→ **RECORD LIST**:
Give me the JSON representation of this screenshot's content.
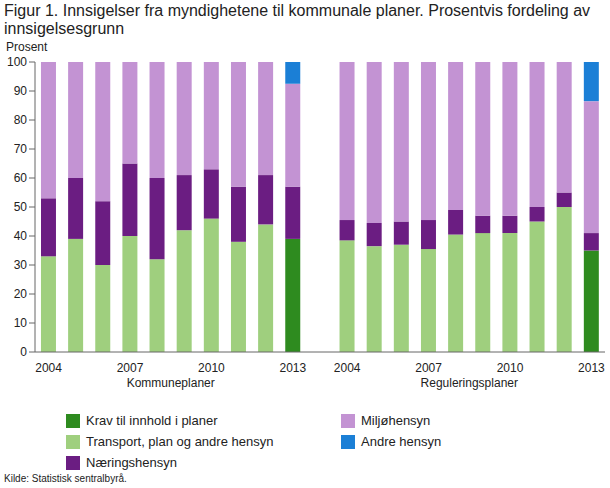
{
  "chart_data": {
    "type": "bar",
    "title": "Figur 1. Innsigelser fra myndighetene til kommunale planer. Prosentvis fordeling av innsigelsesgrunn",
    "y_label": "Prosent",
    "source": "Kilde: Statistisk sentralbyrå.",
    "group_labels": [
      "Kommuneplaner",
      "Reguleringsplaner"
    ],
    "stacked": true,
    "grid": false,
    "legend": "bottom",
    "categories": [
      "2004",
      null,
      null,
      "2007",
      null,
      null,
      "2010",
      null,
      null,
      "2013",
      null,
      "2004",
      null,
      null,
      "2007",
      null,
      null,
      "2010",
      null,
      null,
      "2013"
    ],
    "ylim": [
      0,
      100
    ],
    "yticks": [
      0,
      10,
      20,
      30,
      40,
      50,
      60,
      70,
      80,
      90,
      100
    ],
    "series": [
      {
        "name": "Krav til innhold i planer",
        "color": "#2e8b1f",
        "values": [
          null,
          null,
          null,
          null,
          null,
          null,
          null,
          null,
          null,
          39,
          null,
          null,
          null,
          null,
          null,
          null,
          null,
          null,
          null,
          null,
          35
        ]
      },
      {
        "name": "Transport, plan og andre hensyn",
        "color": "#9fcf7e",
        "values": [
          33,
          39,
          30,
          40,
          32,
          42,
          46,
          38,
          44,
          null,
          null,
          38.5,
          36.5,
          37,
          35.5,
          40.5,
          41,
          41,
          45,
          50,
          null
        ]
      },
      {
        "name": "Næringshensyn",
        "color": "#6b1d82",
        "values": [
          20,
          21,
          22,
          25,
          28,
          19,
          17,
          19,
          17,
          18,
          null,
          7,
          8,
          8,
          10,
          8.5,
          6,
          6,
          5,
          5,
          6
        ]
      },
      {
        "name": "Miljøhensyn",
        "color": "#c393d3",
        "values": [
          47,
          40,
          48,
          35,
          40,
          39,
          37,
          43,
          39,
          35.5,
          null,
          54.5,
          55.5,
          55,
          54.5,
          51,
          53,
          53,
          50,
          45,
          45.5
        ]
      },
      {
        "name": "Andre hensyn",
        "color": "#1b7fd6",
        "values": [
          null,
          null,
          null,
          null,
          null,
          null,
          null,
          null,
          null,
          7.5,
          null,
          null,
          null,
          null,
          null,
          null,
          null,
          null,
          null,
          null,
          13.5
        ]
      }
    ]
  }
}
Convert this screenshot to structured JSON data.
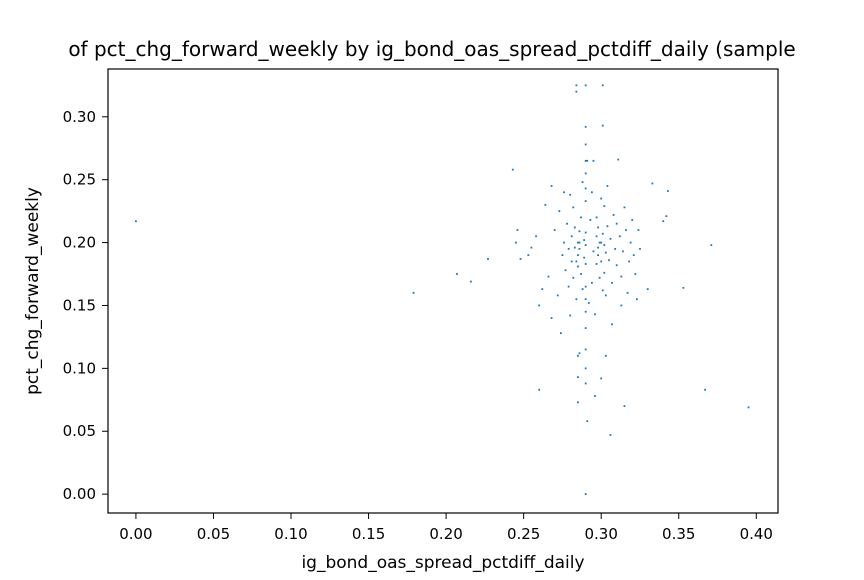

→ **PROBLEM STATEMENT**:
Copy every record above exactly as written, but leave out the pictures.

→ **EXERCISE SOLUTION**:
Give me the JSON representation of this screenshot's content.
{
  "chart_data": {
    "type": "bar",
    "title": "Figur 1. Innsigelser fra myndighetene til kommunale planer. Prosentvis fordeling av innsigelsesgrunn",
    "y_label": "Prosent",
    "source": "Kilde: Statistisk sentralbyrå.",
    "group_labels": [
      "Kommuneplaner",
      "Reguleringsplaner"
    ],
    "stacked": true,
    "grid": false,
    "legend": "bottom",
    "categories": [
      "2004",
      null,
      null,
      "2007",
      null,
      null,
      "2010",
      null,
      null,
      "2013",
      null,
      "2004",
      null,
      null,
      "2007",
      null,
      null,
      "2010",
      null,
      null,
      "2013"
    ],
    "ylim": [
      0,
      100
    ],
    "yticks": [
      0,
      10,
      20,
      30,
      40,
      50,
      60,
      70,
      80,
      90,
      100
    ],
    "series": [
      {
        "name": "Krav til innhold i planer",
        "color": "#2e8b1f",
        "values": [
          null,
          null,
          null,
          null,
          null,
          null,
          null,
          null,
          null,
          39,
          null,
          null,
          null,
          null,
          null,
          null,
          null,
          null,
          null,
          null,
          35
        ]
      },
      {
        "name": "Transport, plan og andre hensyn",
        "color": "#9fcf7e",
        "values": [
          33,
          39,
          30,
          40,
          32,
          42,
          46,
          38,
          44,
          null,
          null,
          38.5,
          36.5,
          37,
          35.5,
          40.5,
          41,
          41,
          45,
          50,
          null
        ]
      },
      {
        "name": "Næringshensyn",
        "color": "#6b1d82",
        "values": [
          20,
          21,
          22,
          25,
          28,
          19,
          17,
          19,
          17,
          18,
          null,
          7,
          8,
          8,
          10,
          8.5,
          6,
          6,
          5,
          5,
          6
        ]
      },
      {
        "name": "Miljøhensyn",
        "color": "#c393d3",
        "values": [
          47,
          40,
          48,
          35,
          40,
          39,
          37,
          43,
          39,
          35.5,
          null,
          54.5,
          55.5,
          55,
          54.5,
          51,
          53,
          53,
          50,
          45,
          45.5
        ]
      },
      {
        "name": "Andre hensyn",
        "color": "#1b7fd6",
        "values": [
          null,
          null,
          null,
          null,
          null,
          null,
          null,
          null,
          null,
          7.5,
          null,
          null,
          null,
          null,
          null,
          null,
          null,
          null,
          null,
          null,
          13.5
        ]
      }
    ]
  }
}
Convert this screenshot to structured JSON data.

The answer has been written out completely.